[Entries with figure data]

▼▼▼

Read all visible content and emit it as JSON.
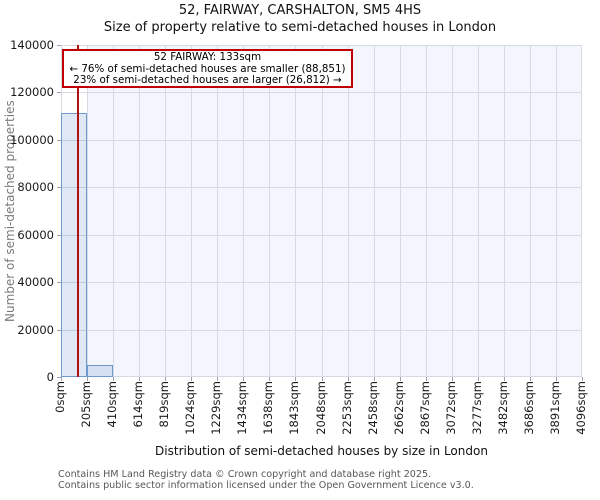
{
  "chart_data": {
    "type": "bar",
    "title": "52, FAIRWAY, CARSHALTON, SM5 4HS",
    "subtitle": "Size of property relative to semi-detached houses in London",
    "xlabel": "Distribution of semi-detached houses by size in London",
    "ylabel": "Number of semi-detached properties",
    "categories": [
      "0sqm",
      "205sqm",
      "410sqm",
      "614sqm",
      "819sqm",
      "1024sqm",
      "1229sqm",
      "1434sqm",
      "1638sqm",
      "1843sqm",
      "2048sqm",
      "2253sqm",
      "2458sqm",
      "2662sqm",
      "2867sqm",
      "3072sqm",
      "3277sqm",
      "3482sqm",
      "3686sqm",
      "3891sqm",
      "4096sqm"
    ],
    "values": [
      111400,
      5000,
      0,
      0,
      0,
      0,
      0,
      0,
      0,
      0,
      0,
      0,
      0,
      0,
      0,
      0,
      0,
      0,
      0,
      0
    ],
    "ylim": [
      0,
      140000
    ],
    "xlim_sqm": [
      0,
      4096
    ],
    "yticks": [
      "0",
      "20000",
      "40000",
      "60000",
      "80000",
      "100000",
      "120000",
      "140000"
    ],
    "grid": true,
    "legend": "none",
    "marker": {
      "label": "52 FAIRWAY",
      "value_sqm": 133,
      "highlight_bin_background": "#ffffff"
    },
    "annotation": {
      "line1": "52 FAIRWAY: 133sqm",
      "line2": "← 76% of semi-detached houses are smaller (88,851)",
      "line3": "23% of semi-detached houses are larger (26,812) →"
    },
    "colors": {
      "bar_fill": "rgba(110,150,205,0.22)",
      "bar_edge": "#6d99cc",
      "marker_line": "#b01212",
      "annotation_border": "#c00000",
      "plot_background": "#f3f6fc",
      "grid": "#d6dae3"
    }
  },
  "footer": {
    "line1": "Contains HM Land Registry data © Crown copyright and database right 2025.",
    "line2": "Contains public sector information licensed under the Open Government Licence v3.0."
  }
}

▲▲▲

Aim of the task :: Pictures don't belong in the copy. Transcribe every record exactly as it appears.

Expected answer ::
Read all visible content and emit it as JSON.
{
  "chart_data": {
    "type": "bar",
    "title": "52, FAIRWAY, CARSHALTON, SM5 4HS",
    "subtitle": "Size of property relative to semi-detached houses in London",
    "xlabel": "Distribution of semi-detached houses by size in London",
    "ylabel": "Number of semi-detached properties",
    "categories": [
      "0sqm",
      "205sqm",
      "410sqm",
      "614sqm",
      "819sqm",
      "1024sqm",
      "1229sqm",
      "1434sqm",
      "1638sqm",
      "1843sqm",
      "2048sqm",
      "2253sqm",
      "2458sqm",
      "2662sqm",
      "2867sqm",
      "3072sqm",
      "3277sqm",
      "3482sqm",
      "3686sqm",
      "3891sqm",
      "4096sqm"
    ],
    "values": [
      111400,
      5000,
      0,
      0,
      0,
      0,
      0,
      0,
      0,
      0,
      0,
      0,
      0,
      0,
      0,
      0,
      0,
      0,
      0,
      0
    ],
    "ylim": [
      0,
      140000
    ],
    "xlim_sqm": [
      0,
      4096
    ],
    "yticks": [
      "0",
      "20000",
      "40000",
      "60000",
      "80000",
      "100000",
      "120000",
      "140000"
    ],
    "grid": true,
    "legend": "none",
    "marker": {
      "label": "52 FAIRWAY",
      "value_sqm": 133,
      "highlight_bin_background": "#ffffff"
    },
    "annotation": {
      "line1": "52 FAIRWAY: 133sqm",
      "line2": "← 76% of semi-detached houses are smaller (88,851)",
      "line3": "23% of semi-detached houses are larger (26,812) →"
    },
    "colors": {
      "bar_fill": "rgba(110,150,205,0.22)",
      "bar_edge": "#6d99cc",
      "marker_line": "#b01212",
      "annotation_border": "#c00000",
      "plot_background": "#f3f6fc",
      "grid": "#d6dae3"
    }
  },
  "footer": {
    "line1": "Contains HM Land Registry data © Crown copyright and database right 2025.",
    "line2": "Contains public sector information licensed under the Open Government Licence v3.0."
  }
}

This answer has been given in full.